━━━━━ SUPPLIED DATA ━━━━━

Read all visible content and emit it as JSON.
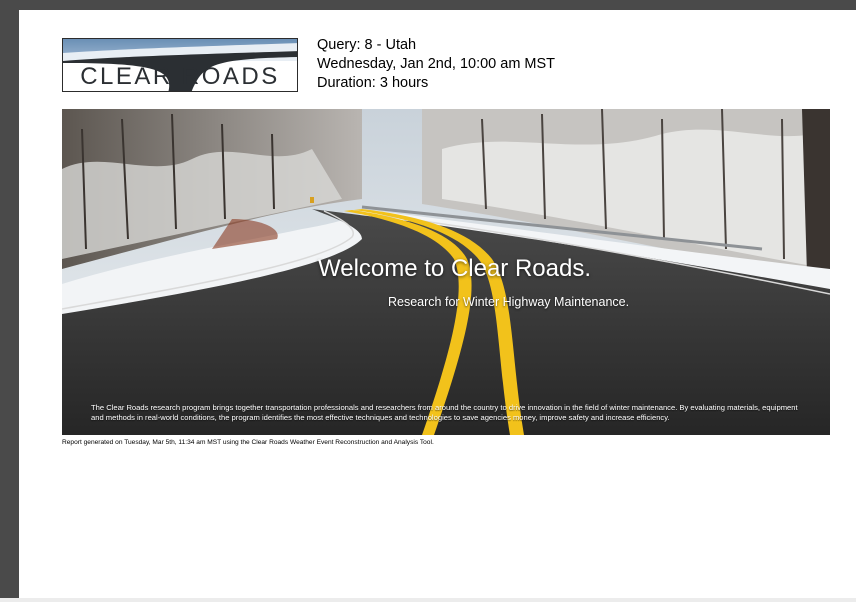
{
  "logo": {
    "text": "CLEAR ROADS"
  },
  "query": {
    "line1": "Query: 8 - Utah",
    "line2": "Wednesday, Jan 2nd, 10:00 am MST",
    "line3": "Duration: 3 hours"
  },
  "banner": {
    "title": "Welcome to Clear Roads.",
    "subtitle": "Research for Winter Highway Maintenance.",
    "description": "The Clear Roads research program brings together transportation professionals and researchers from around the country to drive innovation in the field of winter maintenance. By evaluating materials, equipment and methods in real-world conditions, the program identifies the most effective techniques and technologies to save agencies money, improve safety and increase efficiency."
  },
  "footer": {
    "note": "Report generated on Tuesday, Mar 5th, 11:34 am MST using the Clear Roads Weather Event Reconstruction and Analysis Tool."
  },
  "colors": {
    "page_background": "#ffffff",
    "viewer_background": "#4a4a4a",
    "road_line": "#f2c21b",
    "logo_sky": "#6a8fb5"
  }
}
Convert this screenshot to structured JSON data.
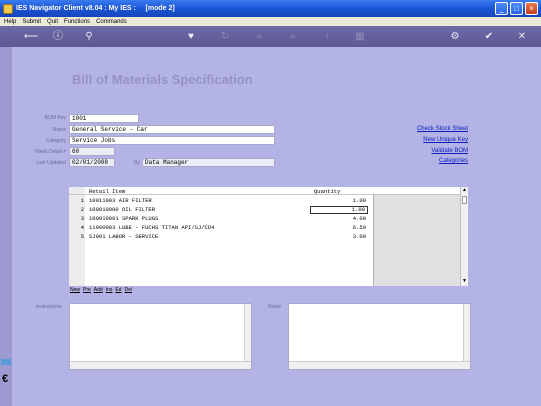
{
  "window": {
    "title": "IES Navigator Client v8.04 : My IES :     [mode 2]"
  },
  "menu": [
    "Help",
    "Submit",
    "Quit",
    "Functions",
    "Commands"
  ],
  "toolbar_icons": [
    "back-arrow-icon",
    "info-icon",
    "search-icon",
    "heart-icon",
    "refresh-icon",
    "first-icon",
    "last-icon",
    "up-icon",
    "grid-icon",
    "gear-icon",
    "check-icon",
    "close-icon"
  ],
  "page": {
    "title": "Bill of Materials Specification"
  },
  "form": {
    "bom_key_label": "BOM Key",
    "bom_key": "1001",
    "name_label": "Name",
    "name": "General Service - Car",
    "category_label": "Category",
    "category": "Service Jobs",
    "week_detail_label": "Week Detail #",
    "week_detail": "60",
    "last_updated_label": "Last Updated",
    "last_updated": "02/01/2008",
    "by_label": "By",
    "by": "Data Manager"
  },
  "links": {
    "check_stock": "Check Stock Sheet",
    "new_unique_key": "New Unique Key",
    "validate_bom": "Validate BOM",
    "categories": "Categories"
  },
  "grid": {
    "col_item": "Retail Item",
    "col_qty": "Quantity",
    "rows": [
      {
        "num": "1",
        "item": "10011003 AIR FILTER",
        "qty": "1.00"
      },
      {
        "num": "2",
        "item": "100010000 OIL FILTER",
        "qty": "1.00"
      },
      {
        "num": "3",
        "item": "100010001 SPARK PLUGS",
        "qty": "4.00"
      },
      {
        "num": "4",
        "item": "11000003 LUBE - FUCHS TITAN API/SJ/CD4",
        "qty": "6.50"
      },
      {
        "num": "5",
        "item": "SJ001 LABOR - SERVICE",
        "qty": "3.00"
      }
    ]
  },
  "grid_buttons": {
    "new": "New",
    "pre": "Pre",
    "add": "Add",
    "ins": "Ins",
    "ed": "Ed",
    "del": "Del"
  },
  "memos": {
    "instructions_label": "Instructions",
    "notes_label": "Notes"
  }
}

━━━━━

Each line in the records above should be reproduced exactly; images are not copied.

Read all visible content and emit it as JSON.
{
  "logo": {
    "text": "CLEAR ROADS"
  },
  "query": {
    "line1": "Query: 8 - Utah",
    "line2": "Wednesday, Jan 2nd, 10:00 am MST",
    "line3": "Duration: 3 hours"
  },
  "banner": {
    "title": "Welcome to Clear Roads.",
    "subtitle": "Research for Winter Highway Maintenance.",
    "description": "The Clear Roads research program brings together transportation professionals and researchers from around the country to drive innovation in the field of winter maintenance. By evaluating materials, equipment and methods in real-world conditions, the program identifies the most effective techniques and technologies to save agencies money, improve safety and increase efficiency."
  },
  "footer": {
    "note": "Report generated on Tuesday, Mar 5th, 11:34 am MST using the Clear Roads Weather Event Reconstruction and Analysis Tool."
  },
  "colors": {
    "page_background": "#ffffff",
    "viewer_background": "#4a4a4a",
    "road_line": "#f2c21b",
    "logo_sky": "#6a8fb5"
  }
}
Convert this screenshot to structured JSON data.
{
  "window": {
    "title": "IES Navigator Client v8.04 : My IES :     [mode 2]"
  },
  "menu": [
    "Help",
    "Submit",
    "Quit",
    "Functions",
    "Commands"
  ],
  "toolbar_icons": [
    "back-arrow-icon",
    "info-icon",
    "search-icon",
    "heart-icon",
    "refresh-icon",
    "first-icon",
    "last-icon",
    "up-icon",
    "grid-icon",
    "gear-icon",
    "check-icon",
    "close-icon"
  ],
  "page": {
    "title": "Bill of Materials Specification"
  },
  "form": {
    "bom_key_label": "BOM Key",
    "bom_key": "1001",
    "name_label": "Name",
    "name": "General Service - Car",
    "category_label": "Category",
    "category": "Service Jobs",
    "week_detail_label": "Week Detail #",
    "week_detail": "60",
    "last_updated_label": "Last Updated",
    "last_updated": "02/01/2008",
    "by_label": "By",
    "by": "Data Manager"
  },
  "links": {
    "check_stock": "Check Stock Sheet",
    "new_unique_key": "New Unique Key",
    "validate_bom": "Validate BOM",
    "categories": "Categories"
  },
  "grid": {
    "col_item": "Retail Item",
    "col_qty": "Quantity",
    "rows": [
      {
        "num": "1",
        "item": "10011003 AIR FILTER",
        "qty": "1.00"
      },
      {
        "num": "2",
        "item": "100010000 OIL FILTER",
        "qty": "1.00"
      },
      {
        "num": "3",
        "item": "100010001 SPARK PLUGS",
        "qty": "4.00"
      },
      {
        "num": "4",
        "item": "11000003 LUBE - FUCHS TITAN API/SJ/CD4",
        "qty": "6.50"
      },
      {
        "num": "5",
        "item": "SJ001 LABOR - SERVICE",
        "qty": "3.00"
      }
    ]
  },
  "grid_buttons": {
    "new": "New",
    "pre": "Pre",
    "add": "Add",
    "ins": "Ins",
    "ed": "Ed",
    "del": "Del"
  },
  "memos": {
    "instructions_label": "Instructions",
    "notes_label": "Notes"
  }
}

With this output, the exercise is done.